▶ [Extract to read]:
########################################

I met somebody yesterday whom I hadn't seen in a long time and they were quite
surprised that I still drink a lot, but the difference is that I used to drink
all the time. I was kind of excessive without really thinking about it. Whereas
now I go on binges.
Are
you obsessed with mouths?
[Sian Secombe, Edgware]
I think there was a period of
time when I was obsessed by orifices in general - the idea of holes in people's
bodies. I'm sure that was drug-induced.
What
car do you drive?
[Jonathan Krell, London NW6]
I've driven four-wheel-drive
cars, since about 1980. The best car I've ever had was a Lada imported from
Russia in 1981, which had two dials on it, both in Russian, and the world's
hottest heater. I get very attached to cars, they're full of junk - drawings
and stuff - because when I take out my family's kids they bring crayons along.
I go off-roading occasionally, not properly, but drunkenly at night, across
fields. I first did it when we were doing the Kiss Me, Kiss Me, Kiss Me album
in 1986 and I managed to roll the Lada down a mountainside with the whole band
in it with me.
I've
heard Siouxsie Sioux state she's responsible for your "lipstick
look", is this true?
[Jonathan Matthews, Wickford]
No. I wore lipstick at
school. I copied my lipstick from my mum, not Siouxsie, although there are
similarities between the two. I've worn make-up to varying degrees since I was
13 but I do wear less now than I used to. I started developing the smeared
lipstick look when we were doing Pornography.
Did
you ever fancy Siouxsie Sioux?
[Dean Miller, Bedford]
No.
What
happened during your "chemical vacation" with Banshee Steve Severin
in 1983?
[N. Witcham, London SW2]
At the time I didn't have
anywhere to stay in London and so I just used to sleep on Severin's floor,
wrapped in coats as I remember. It was kind of an experiment in disorientation
which ended up as the Glove album. There was this unspoken idea that we should
make the album while experimenting with as many different drugs as we could get
our hands on. The Cure went to America for two weeks around this time
apparently, and it's really worrying because I don't remember anything about
it.

########################################

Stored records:
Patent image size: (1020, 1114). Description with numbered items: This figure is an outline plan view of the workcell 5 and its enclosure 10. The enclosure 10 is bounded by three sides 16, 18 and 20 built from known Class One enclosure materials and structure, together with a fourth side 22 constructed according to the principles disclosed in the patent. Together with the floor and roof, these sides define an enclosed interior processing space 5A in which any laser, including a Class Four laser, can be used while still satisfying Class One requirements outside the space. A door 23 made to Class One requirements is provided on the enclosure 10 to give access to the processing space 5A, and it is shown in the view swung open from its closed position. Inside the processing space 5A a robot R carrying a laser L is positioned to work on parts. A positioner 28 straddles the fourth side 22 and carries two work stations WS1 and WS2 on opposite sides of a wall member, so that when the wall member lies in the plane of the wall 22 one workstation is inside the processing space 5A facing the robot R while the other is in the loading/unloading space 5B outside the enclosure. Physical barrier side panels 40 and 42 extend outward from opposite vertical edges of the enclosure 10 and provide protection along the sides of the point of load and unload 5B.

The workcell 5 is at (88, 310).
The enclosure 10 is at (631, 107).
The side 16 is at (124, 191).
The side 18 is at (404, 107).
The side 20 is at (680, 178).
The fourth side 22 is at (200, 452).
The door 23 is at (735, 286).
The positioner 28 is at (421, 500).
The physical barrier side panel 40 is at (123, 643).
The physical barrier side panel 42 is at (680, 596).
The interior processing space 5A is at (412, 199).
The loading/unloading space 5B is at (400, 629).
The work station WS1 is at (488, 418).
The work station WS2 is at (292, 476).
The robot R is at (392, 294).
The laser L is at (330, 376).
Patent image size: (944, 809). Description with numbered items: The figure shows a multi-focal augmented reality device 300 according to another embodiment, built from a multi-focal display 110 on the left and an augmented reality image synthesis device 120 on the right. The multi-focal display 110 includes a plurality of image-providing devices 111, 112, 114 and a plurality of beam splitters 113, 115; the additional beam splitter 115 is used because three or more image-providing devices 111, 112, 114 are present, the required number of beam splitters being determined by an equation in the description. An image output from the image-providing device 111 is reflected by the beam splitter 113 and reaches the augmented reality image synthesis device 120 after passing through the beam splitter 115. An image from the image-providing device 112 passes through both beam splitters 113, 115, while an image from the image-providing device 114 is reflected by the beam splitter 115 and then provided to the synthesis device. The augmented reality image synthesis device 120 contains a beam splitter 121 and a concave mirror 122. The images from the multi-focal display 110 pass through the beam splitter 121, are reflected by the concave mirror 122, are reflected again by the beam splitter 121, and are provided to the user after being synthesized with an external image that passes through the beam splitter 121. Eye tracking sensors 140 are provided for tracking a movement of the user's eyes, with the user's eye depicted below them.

########################################

▶ [Exercise set]:
1 - According to the interview excerpt, why are the speaker's cars full of drawings and other junk?
2 - Repeat word for word the stretch of the interview excerpt from "[Jonathan Matthews, Wickford]" through "were doing Pornography.".

▶ [Solved tasks]:
1 - When the speaker takes out the family's kids, they bring crayons along.

2 -
[Jonathan Matthews, Wickford]
No. I wore lipstick at
school. I copied my lipstick from my mum, not Siouxsie, although there are
similarities between the two. I've worn make-up to varying degrees since I was
13 but I do wear less now than I used to. I started developing the smeared
lipstick look when we were doing Pornography.